Your goal -
Pick out each line of the records that includes the string "распределения", and copy it.

-- START OF Data entries --

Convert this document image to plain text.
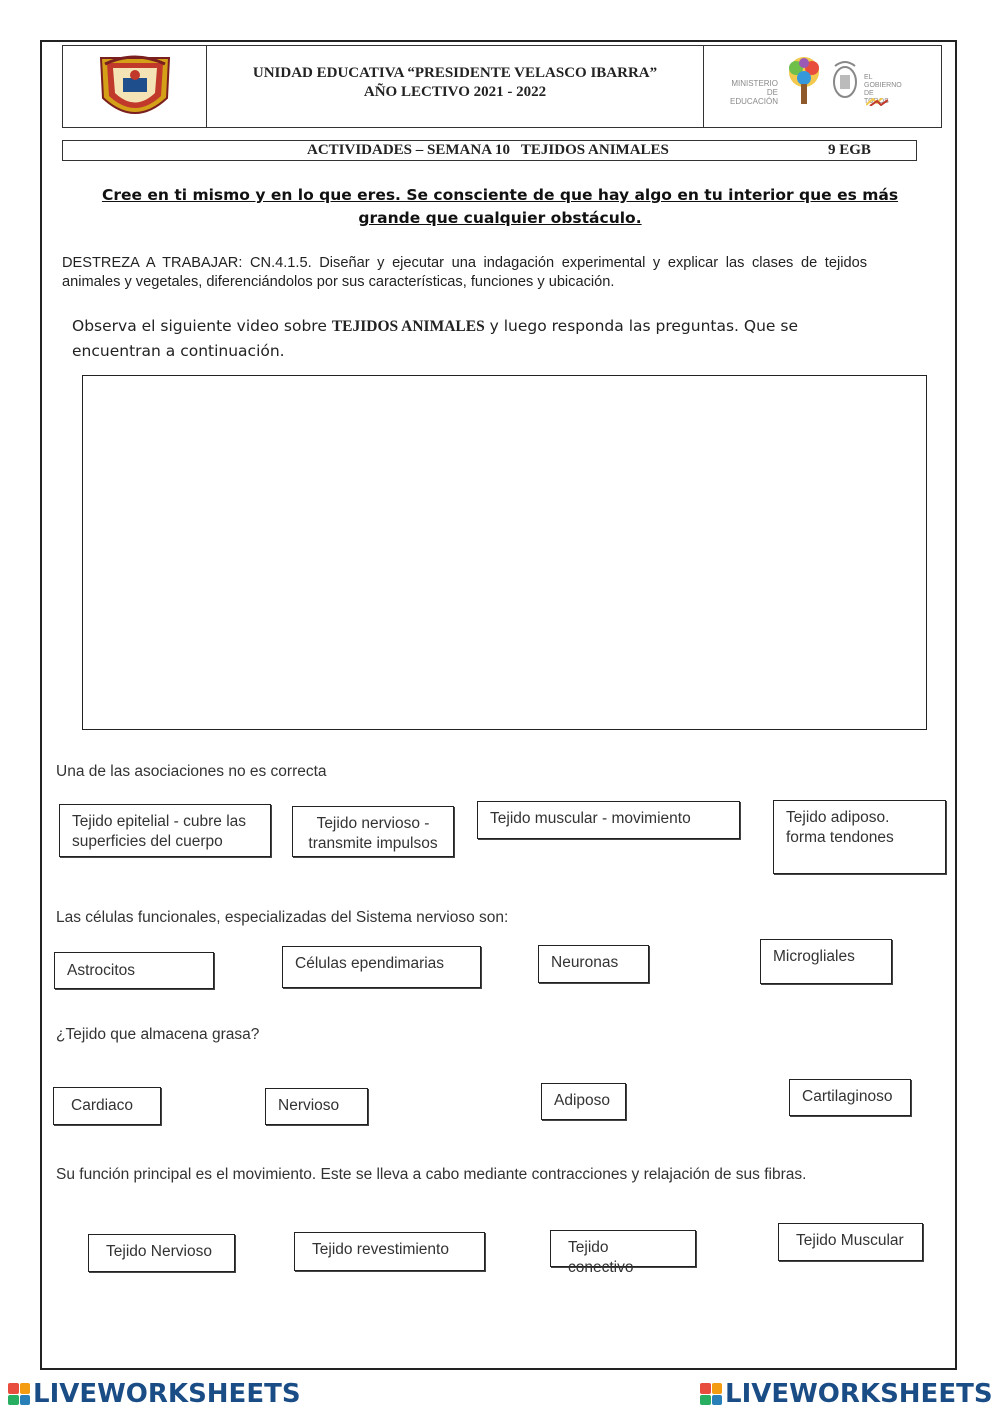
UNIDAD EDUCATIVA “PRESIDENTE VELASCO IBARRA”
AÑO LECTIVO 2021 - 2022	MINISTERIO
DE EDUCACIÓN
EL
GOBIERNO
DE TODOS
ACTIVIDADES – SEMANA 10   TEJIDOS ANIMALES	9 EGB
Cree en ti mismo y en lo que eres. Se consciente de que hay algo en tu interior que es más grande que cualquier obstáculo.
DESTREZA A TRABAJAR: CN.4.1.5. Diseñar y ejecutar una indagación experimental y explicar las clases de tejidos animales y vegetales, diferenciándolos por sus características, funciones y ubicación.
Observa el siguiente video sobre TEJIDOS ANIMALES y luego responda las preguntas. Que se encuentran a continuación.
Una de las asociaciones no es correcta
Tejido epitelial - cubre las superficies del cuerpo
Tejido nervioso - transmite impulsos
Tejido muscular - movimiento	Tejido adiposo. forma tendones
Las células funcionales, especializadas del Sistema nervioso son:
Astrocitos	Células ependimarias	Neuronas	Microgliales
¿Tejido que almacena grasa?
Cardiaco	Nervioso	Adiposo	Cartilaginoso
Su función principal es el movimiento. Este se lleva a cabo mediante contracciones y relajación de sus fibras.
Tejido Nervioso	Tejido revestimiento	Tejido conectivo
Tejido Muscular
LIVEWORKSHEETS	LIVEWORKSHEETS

-- END OF Data entries --
-- START OF Data entries --

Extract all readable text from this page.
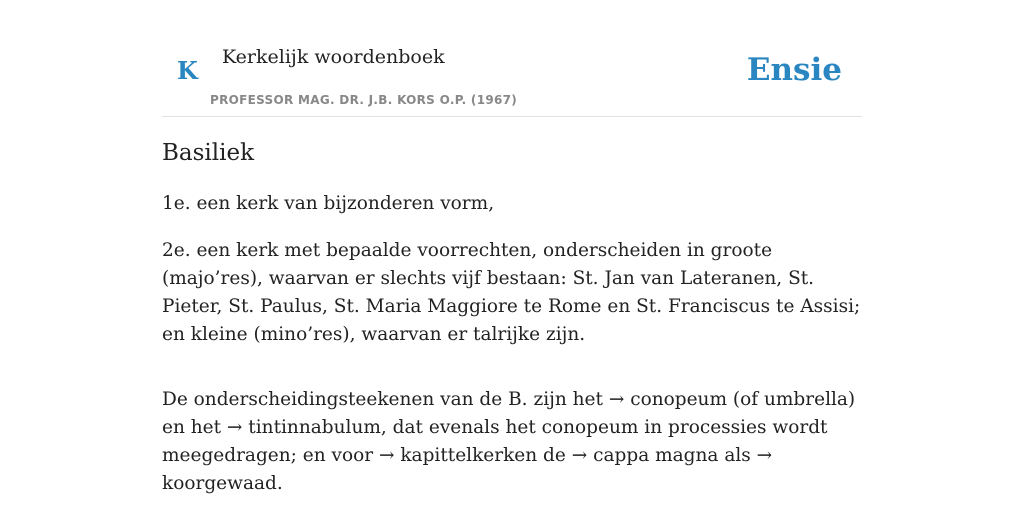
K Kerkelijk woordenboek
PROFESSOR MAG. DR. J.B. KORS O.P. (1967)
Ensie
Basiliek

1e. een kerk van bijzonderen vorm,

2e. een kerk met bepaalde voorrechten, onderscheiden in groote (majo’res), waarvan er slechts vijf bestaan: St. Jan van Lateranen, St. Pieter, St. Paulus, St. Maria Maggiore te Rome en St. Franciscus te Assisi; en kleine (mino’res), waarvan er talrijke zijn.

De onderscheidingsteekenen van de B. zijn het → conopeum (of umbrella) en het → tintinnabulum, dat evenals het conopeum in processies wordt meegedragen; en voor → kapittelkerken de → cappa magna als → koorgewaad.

-- END OF Data entries --
-- START OF Data entries --

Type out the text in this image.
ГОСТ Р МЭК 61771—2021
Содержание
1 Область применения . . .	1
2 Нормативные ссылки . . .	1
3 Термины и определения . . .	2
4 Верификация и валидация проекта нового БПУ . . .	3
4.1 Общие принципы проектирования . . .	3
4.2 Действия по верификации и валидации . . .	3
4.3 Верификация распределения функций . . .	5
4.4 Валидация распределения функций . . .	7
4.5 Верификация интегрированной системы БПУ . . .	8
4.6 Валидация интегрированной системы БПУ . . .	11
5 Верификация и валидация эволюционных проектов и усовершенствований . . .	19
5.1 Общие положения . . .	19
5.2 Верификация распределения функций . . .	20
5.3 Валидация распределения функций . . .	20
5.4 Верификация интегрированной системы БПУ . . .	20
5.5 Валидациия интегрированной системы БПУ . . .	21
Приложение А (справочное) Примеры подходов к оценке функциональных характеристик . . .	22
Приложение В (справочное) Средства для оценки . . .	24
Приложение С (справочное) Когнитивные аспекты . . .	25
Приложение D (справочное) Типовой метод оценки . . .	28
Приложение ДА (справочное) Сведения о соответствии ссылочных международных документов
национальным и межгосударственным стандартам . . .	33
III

-- END OF Data entries --

Right answer -
4.3 Верификация распределения функций . . .	5
4.4 Валидация распределения функций . . .	7
5.2 Верификация распределения функций . . .	20
5.3 Валидация распределения функций . . .	20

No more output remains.